• CHALLENGE:
Return each line of the data below verbatim; pictures are to be left out.

• TASK DATA:
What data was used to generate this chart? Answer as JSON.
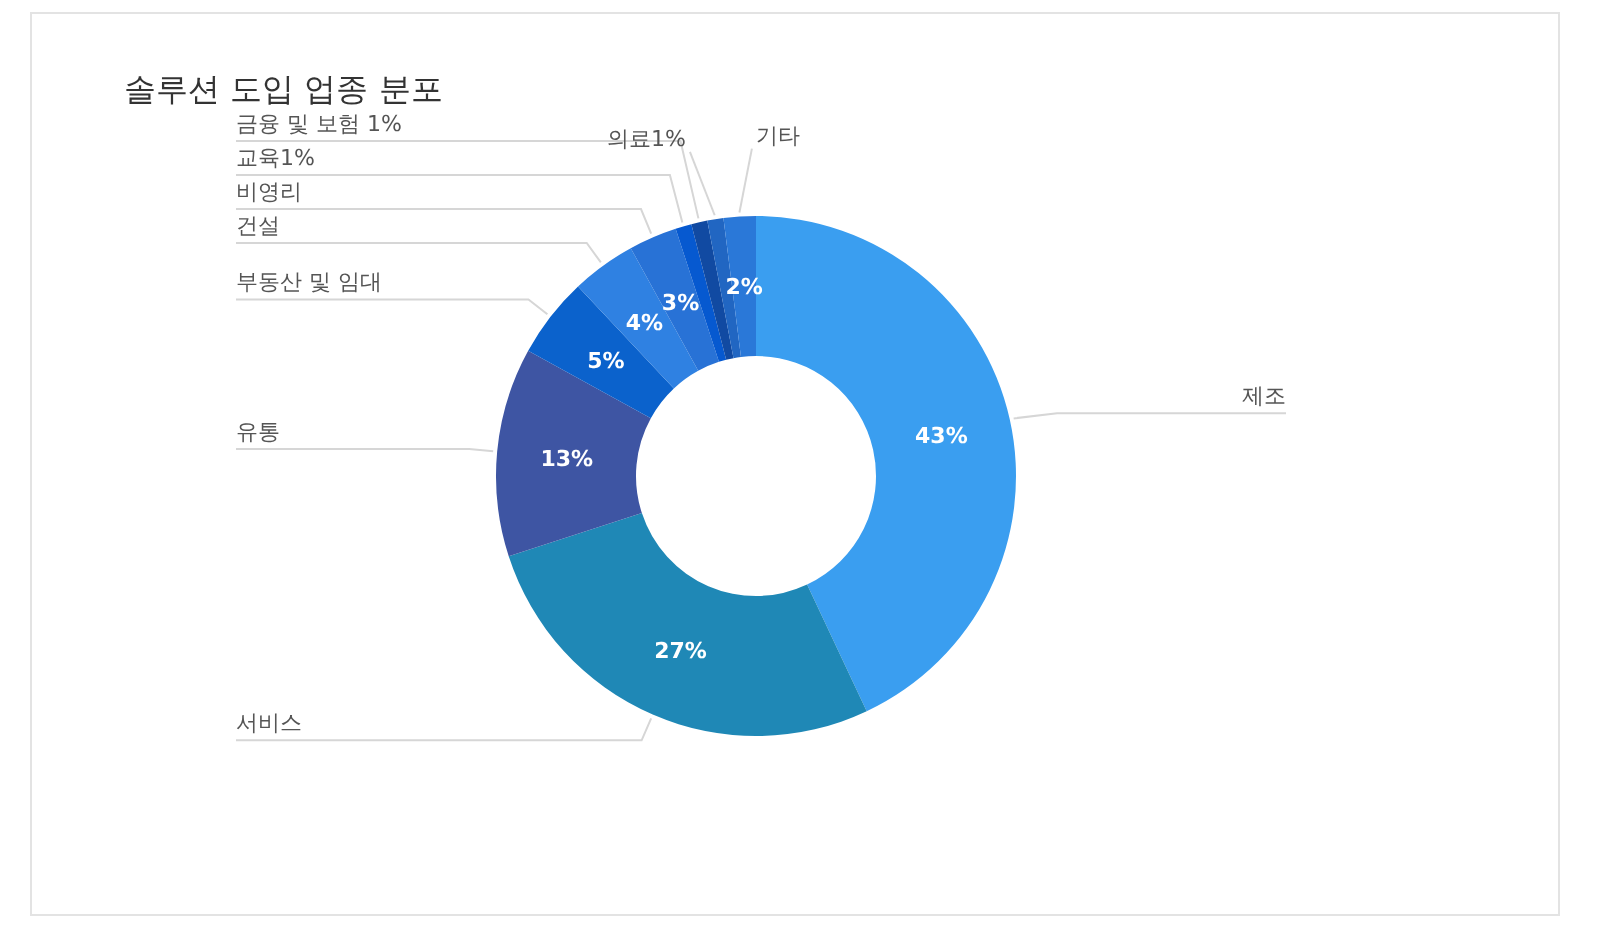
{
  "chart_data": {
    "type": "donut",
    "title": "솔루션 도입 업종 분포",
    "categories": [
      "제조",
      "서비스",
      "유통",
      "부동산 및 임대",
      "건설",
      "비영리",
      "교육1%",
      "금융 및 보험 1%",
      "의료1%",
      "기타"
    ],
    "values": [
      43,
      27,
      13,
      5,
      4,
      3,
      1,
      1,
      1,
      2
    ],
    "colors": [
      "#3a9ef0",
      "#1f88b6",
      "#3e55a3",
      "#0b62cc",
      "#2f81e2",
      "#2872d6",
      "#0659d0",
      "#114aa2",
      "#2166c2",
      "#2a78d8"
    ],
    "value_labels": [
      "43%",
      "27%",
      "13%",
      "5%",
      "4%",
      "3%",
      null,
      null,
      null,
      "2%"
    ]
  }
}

• RESPONSE:
What data was used to generate this chart? Answer as JSON.
{
  "chart_data": {
    "type": "donut",
    "title": "솔루션 도입 업종 분포",
    "categories": [
      "제조",
      "서비스",
      "유통",
      "부동산 및 임대",
      "건설",
      "비영리",
      "교육1%",
      "금융 및 보험 1%",
      "의료1%",
      "기타"
    ],
    "values": [
      43,
      27,
      13,
      5,
      4,
      3,
      1,
      1,
      1,
      2
    ],
    "colors": [
      "#3a9ef0",
      "#1f88b6",
      "#3e55a3",
      "#0b62cc",
      "#2f81e2",
      "#2872d6",
      "#0659d0",
      "#114aa2",
      "#2166c2",
      "#2a78d8"
    ],
    "value_labels": [
      "43%",
      "27%",
      "13%",
      "5%",
      "4%",
      "3%",
      null,
      null,
      null,
      "2%"
    ]
  }
}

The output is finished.